(Stored entries)
· · · · ·

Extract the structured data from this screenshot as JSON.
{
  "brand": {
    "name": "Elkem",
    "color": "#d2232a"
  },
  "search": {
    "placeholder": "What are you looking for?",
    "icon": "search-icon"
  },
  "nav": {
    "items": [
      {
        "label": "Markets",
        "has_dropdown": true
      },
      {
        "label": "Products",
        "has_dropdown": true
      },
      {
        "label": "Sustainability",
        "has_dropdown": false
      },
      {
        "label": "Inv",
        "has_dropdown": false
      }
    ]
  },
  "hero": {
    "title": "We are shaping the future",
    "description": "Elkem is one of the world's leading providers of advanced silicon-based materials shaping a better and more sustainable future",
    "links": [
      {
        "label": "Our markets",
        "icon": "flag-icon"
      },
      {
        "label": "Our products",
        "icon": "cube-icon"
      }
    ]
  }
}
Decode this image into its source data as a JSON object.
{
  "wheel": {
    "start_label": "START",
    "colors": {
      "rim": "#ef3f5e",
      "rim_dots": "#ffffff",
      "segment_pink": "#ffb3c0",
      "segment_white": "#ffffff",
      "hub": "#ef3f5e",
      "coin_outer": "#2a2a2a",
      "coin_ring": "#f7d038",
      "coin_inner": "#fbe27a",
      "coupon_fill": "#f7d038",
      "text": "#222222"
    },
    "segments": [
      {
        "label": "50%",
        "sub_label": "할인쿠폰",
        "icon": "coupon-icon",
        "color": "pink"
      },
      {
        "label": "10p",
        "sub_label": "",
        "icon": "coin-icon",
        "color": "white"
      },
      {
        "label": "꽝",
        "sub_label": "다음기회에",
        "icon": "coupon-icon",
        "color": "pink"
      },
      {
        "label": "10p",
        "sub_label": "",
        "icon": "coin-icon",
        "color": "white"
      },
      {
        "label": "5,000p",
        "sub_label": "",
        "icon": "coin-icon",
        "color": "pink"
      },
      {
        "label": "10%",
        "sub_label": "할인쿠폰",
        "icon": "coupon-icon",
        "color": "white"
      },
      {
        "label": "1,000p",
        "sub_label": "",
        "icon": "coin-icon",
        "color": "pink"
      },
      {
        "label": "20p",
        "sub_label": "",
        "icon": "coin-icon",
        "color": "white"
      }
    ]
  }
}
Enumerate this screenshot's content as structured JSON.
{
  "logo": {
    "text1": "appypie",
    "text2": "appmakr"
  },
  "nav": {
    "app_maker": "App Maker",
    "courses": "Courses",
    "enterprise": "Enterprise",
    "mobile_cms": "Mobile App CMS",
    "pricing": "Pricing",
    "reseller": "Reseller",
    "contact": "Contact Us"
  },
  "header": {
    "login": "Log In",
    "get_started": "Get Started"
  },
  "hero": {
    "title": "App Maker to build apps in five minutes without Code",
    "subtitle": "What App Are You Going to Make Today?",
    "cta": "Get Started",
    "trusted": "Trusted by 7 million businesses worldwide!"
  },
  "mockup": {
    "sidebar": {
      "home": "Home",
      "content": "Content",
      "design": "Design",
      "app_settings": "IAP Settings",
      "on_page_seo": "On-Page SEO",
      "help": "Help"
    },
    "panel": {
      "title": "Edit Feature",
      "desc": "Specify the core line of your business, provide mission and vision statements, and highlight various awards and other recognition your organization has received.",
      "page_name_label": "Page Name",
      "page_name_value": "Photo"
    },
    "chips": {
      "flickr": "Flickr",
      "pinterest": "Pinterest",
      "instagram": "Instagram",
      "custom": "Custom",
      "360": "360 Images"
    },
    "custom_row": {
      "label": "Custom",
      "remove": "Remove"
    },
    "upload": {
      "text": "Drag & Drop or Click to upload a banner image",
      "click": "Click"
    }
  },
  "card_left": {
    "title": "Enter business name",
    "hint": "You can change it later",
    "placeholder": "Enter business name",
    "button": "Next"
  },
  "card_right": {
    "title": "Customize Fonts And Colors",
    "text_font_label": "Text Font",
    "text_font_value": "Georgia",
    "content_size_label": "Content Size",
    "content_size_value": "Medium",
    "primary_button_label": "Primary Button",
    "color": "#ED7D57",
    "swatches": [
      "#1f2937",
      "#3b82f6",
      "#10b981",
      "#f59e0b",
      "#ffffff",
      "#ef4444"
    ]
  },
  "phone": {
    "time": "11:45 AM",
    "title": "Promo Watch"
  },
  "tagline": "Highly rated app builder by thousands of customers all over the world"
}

· · · · ·

WORK TO DO:
Write down all the entries again without a single difference.

WRITTEN SOLUTION:
Extract the structured data from this screenshot as JSON.
{
  "brand": {
    "name": "Elkem",
    "color": "#d2232a"
  },
  "search": {
    "placeholder": "What are you looking for?",
    "icon": "search-icon"
  },
  "nav": {
    "items": [
      {
        "label": "Markets",
        "has_dropdown": true
      },
      {
        "label": "Products",
        "has_dropdown": true
      },
      {
        "label": "Sustainability",
        "has_dropdown": false
      },
      {
        "label": "Inv",
        "has_dropdown": false
      }
    ]
  },
  "hero": {
    "title": "We are shaping the future",
    "description": "Elkem is one of the world's leading providers of advanced silicon-based materials shaping a better and more sustainable future",
    "links": [
      {
        "label": "Our markets",
        "icon": "flag-icon"
      },
      {
        "label": "Our products",
        "icon": "cube-icon"
      }
    ]
  }
}
Decode this image into its source data as a JSON object.
{
  "wheel": {
    "start_label": "START",
    "colors": {
      "rim": "#ef3f5e",
      "rim_dots": "#ffffff",
      "segment_pink": "#ffb3c0",
      "segment_white": "#ffffff",
      "hub": "#ef3f5e",
      "coin_outer": "#2a2a2a",
      "coin_ring": "#f7d038",
      "coin_inner": "#fbe27a",
      "coupon_fill": "#f7d038",
      "text": "#222222"
    },
    "segments": [
      {
        "label": "50%",
        "sub_label": "할인쿠폰",
        "icon": "coupon-icon",
        "color": "pink"
      },
      {
        "label": "10p",
        "sub_label": "",
        "icon": "coin-icon",
        "color": "white"
      },
      {
        "label": "꽝",
        "sub_label": "다음기회에",
        "icon": "coupon-icon",
        "color": "pink"
      },
      {
        "label": "10p",
        "sub_label": "",
        "icon": "coin-icon",
        "color": "white"
      },
      {
        "label": "5,000p",
        "sub_label": "",
        "icon": "coin-icon",
        "color": "pink"
      },
      {
        "label": "10%",
        "sub_label": "할인쿠폰",
        "icon": "coupon-icon",
        "color": "white"
      },
      {
        "label": "1,000p",
        "sub_label": "",
        "icon": "coin-icon",
        "color": "pink"
      },
      {
        "label": "20p",
        "sub_label": "",
        "icon": "coin-icon",
        "color": "white"
      }
    ]
  }
}
Enumerate this screenshot's content as structured JSON.
{
  "logo": {
    "text1": "appypie",
    "text2": "appmakr"
  },
  "nav": {
    "app_maker": "App Maker",
    "courses": "Courses",
    "enterprise": "Enterprise",
    "mobile_cms": "Mobile App CMS",
    "pricing": "Pricing",
    "reseller": "Reseller",
    "contact": "Contact Us"
  },
  "header": {
    "login": "Log In",
    "get_started": "Get Started"
  },
  "hero": {
    "title": "App Maker to build apps in five minutes without Code",
    "subtitle": "What App Are You Going to Make Today?",
    "cta": "Get Started",
    "trusted": "Trusted by 7 million businesses worldwide!"
  },
  "mockup": {
    "sidebar": {
      "home": "Home",
      "content": "Content",
      "design": "Design",
      "app_settings": "IAP Settings",
      "on_page_seo": "On-Page SEO",
      "help": "Help"
    },
    "panel": {
      "title": "Edit Feature",
      "desc": "Specify the core line of your business, provide mission and vision statements, and highlight various awards and other recognition your organization has received.",
      "page_name_label": "Page Name",
      "page_name_value": "Photo"
    },
    "chips": {
      "flickr": "Flickr",
      "pinterest": "Pinterest",
      "instagram": "Instagram",
      "custom": "Custom",
      "360": "360 Images"
    },
    "custom_row": {
      "label": "Custom",
      "remove": "Remove"
    },
    "upload": {
      "text": "Drag & Drop or Click to upload a banner image",
      "click": "Click"
    }
  },
  "card_left": {
    "title": "Enter business name",
    "hint": "You can change it later",
    "placeholder": "Enter business name",
    "button": "Next"
  },
  "card_right": {
    "title": "Customize Fonts And Colors",
    "text_font_label": "Text Font",
    "text_font_value": "Georgia",
    "content_size_label": "Content Size",
    "content_size_value": "Medium",
    "primary_button_label": "Primary Button",
    "color": "#ED7D57",
    "swatches": [
      "#1f2937",
      "#3b82f6",
      "#10b981",
      "#f59e0b",
      "#ffffff",
      "#ef4444"
    ]
  },
  "phone": {
    "time": "11:45 AM",
    "title": "Promo Watch"
  },
  "tagline": "Highly rated app builder by thousands of customers all over the world"
}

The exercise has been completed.